Rows from a figure dataset:
━━━━━━

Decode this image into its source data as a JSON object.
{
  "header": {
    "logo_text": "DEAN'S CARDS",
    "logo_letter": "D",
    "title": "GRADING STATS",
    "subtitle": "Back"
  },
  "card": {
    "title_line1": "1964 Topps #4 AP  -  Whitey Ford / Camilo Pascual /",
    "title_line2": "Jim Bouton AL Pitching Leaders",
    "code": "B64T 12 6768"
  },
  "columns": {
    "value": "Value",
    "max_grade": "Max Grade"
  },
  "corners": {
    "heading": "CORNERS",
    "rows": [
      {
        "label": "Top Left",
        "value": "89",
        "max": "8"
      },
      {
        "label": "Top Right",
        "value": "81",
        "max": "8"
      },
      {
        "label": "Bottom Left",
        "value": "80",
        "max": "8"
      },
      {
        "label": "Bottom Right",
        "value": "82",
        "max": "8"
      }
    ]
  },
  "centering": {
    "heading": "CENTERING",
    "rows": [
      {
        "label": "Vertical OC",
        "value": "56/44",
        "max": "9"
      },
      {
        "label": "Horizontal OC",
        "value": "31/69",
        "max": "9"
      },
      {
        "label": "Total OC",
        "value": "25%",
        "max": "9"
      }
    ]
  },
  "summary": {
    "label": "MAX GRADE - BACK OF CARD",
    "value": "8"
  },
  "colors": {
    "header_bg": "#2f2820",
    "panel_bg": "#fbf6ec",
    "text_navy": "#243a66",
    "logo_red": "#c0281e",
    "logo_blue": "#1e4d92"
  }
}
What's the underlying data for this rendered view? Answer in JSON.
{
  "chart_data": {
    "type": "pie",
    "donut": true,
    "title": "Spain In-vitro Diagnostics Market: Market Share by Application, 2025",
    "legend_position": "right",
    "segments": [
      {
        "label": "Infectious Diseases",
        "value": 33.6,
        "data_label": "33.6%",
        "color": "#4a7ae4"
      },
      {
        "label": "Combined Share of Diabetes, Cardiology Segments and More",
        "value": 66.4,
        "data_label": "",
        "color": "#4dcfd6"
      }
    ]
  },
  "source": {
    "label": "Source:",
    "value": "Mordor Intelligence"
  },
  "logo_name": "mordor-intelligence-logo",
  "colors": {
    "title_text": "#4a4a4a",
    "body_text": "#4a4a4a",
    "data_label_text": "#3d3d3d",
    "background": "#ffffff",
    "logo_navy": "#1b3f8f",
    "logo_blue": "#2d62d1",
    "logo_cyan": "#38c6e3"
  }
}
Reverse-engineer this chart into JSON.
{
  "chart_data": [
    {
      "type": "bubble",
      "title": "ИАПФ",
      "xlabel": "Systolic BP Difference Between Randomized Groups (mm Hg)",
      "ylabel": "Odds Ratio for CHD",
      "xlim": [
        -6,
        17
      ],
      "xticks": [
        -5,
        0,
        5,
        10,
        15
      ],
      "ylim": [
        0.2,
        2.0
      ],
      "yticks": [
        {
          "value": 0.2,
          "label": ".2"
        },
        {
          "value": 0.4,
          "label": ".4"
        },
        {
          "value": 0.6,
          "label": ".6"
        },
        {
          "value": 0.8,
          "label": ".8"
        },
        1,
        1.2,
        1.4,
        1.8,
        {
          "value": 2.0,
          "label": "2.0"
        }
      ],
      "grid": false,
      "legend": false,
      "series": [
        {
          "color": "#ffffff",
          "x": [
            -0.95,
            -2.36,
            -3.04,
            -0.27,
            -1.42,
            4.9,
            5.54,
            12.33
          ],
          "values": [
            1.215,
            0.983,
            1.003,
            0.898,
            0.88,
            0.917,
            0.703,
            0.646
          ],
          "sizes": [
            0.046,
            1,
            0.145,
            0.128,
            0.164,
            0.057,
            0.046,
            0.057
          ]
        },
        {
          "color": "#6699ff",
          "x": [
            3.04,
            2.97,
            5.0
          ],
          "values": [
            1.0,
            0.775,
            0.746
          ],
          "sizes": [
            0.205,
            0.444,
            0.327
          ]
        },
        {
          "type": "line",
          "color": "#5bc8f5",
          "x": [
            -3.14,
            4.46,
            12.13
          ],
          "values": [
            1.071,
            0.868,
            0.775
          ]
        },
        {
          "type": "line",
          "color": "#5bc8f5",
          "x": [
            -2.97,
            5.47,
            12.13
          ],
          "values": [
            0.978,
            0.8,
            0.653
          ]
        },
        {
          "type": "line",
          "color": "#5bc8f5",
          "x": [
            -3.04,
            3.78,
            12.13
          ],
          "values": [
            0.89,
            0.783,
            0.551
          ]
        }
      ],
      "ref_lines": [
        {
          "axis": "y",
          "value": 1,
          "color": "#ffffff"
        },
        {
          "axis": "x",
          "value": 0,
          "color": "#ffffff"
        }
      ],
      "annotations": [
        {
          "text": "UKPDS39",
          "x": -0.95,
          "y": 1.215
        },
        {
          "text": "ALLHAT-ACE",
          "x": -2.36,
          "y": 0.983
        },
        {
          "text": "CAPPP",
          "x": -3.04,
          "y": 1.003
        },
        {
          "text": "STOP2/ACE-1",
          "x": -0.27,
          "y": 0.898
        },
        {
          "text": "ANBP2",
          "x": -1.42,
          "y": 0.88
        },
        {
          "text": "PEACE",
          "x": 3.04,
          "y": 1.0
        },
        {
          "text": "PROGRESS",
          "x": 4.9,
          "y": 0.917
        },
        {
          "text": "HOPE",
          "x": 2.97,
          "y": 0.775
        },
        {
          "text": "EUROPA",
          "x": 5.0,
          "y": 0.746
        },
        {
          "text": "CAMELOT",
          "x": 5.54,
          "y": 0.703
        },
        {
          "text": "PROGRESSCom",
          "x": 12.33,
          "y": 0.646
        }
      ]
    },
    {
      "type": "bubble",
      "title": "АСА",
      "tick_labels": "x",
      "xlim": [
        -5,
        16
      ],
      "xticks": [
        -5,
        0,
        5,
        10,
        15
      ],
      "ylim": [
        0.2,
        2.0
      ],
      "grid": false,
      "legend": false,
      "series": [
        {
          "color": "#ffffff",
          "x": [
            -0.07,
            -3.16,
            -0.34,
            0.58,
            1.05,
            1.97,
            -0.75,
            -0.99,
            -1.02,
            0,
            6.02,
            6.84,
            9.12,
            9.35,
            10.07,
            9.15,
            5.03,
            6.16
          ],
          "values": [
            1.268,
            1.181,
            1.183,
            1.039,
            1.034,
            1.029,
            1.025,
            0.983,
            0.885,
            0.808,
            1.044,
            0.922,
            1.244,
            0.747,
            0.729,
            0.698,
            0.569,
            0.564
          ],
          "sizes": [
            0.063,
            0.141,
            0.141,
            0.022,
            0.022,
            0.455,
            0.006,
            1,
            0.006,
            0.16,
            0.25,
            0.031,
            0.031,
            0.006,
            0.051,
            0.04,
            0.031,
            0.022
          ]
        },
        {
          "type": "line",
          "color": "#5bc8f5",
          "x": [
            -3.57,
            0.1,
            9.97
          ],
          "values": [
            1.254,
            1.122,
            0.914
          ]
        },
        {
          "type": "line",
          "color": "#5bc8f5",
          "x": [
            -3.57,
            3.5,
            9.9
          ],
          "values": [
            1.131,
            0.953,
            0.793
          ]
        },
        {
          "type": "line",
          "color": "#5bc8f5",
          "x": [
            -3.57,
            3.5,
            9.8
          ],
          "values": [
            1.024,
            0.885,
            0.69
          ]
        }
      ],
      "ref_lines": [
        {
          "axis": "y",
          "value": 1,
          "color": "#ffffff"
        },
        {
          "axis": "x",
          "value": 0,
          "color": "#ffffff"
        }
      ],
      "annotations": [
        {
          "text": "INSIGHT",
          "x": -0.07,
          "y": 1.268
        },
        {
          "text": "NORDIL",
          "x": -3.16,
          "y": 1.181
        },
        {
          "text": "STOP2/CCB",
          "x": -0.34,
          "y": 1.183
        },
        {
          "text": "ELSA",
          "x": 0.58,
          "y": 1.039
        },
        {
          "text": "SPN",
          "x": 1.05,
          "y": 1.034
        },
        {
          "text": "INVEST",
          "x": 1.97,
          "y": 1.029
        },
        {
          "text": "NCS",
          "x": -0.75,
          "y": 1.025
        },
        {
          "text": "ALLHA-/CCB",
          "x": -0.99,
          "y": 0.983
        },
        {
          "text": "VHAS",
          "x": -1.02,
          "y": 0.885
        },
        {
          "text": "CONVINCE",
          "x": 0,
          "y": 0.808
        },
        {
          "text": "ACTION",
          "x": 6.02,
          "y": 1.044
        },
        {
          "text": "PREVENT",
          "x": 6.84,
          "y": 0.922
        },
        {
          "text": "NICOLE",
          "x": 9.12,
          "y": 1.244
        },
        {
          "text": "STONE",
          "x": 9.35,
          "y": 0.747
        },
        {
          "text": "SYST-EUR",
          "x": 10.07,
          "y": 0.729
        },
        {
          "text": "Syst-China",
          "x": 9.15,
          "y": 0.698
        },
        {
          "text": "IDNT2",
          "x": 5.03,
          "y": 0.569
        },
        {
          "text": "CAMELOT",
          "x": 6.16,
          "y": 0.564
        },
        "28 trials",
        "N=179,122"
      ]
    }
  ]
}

━━━━━━

▸ WHAT TO DO
All lines above containing the string "Share" are to be collected.

▸ PROBLEM SOLUTION
    "title": "Spain In-vitro Diagnostics Market: Market Share by Application, 2025",
        "label": "Combined Share of Diabetes, Cardiology Segments and More",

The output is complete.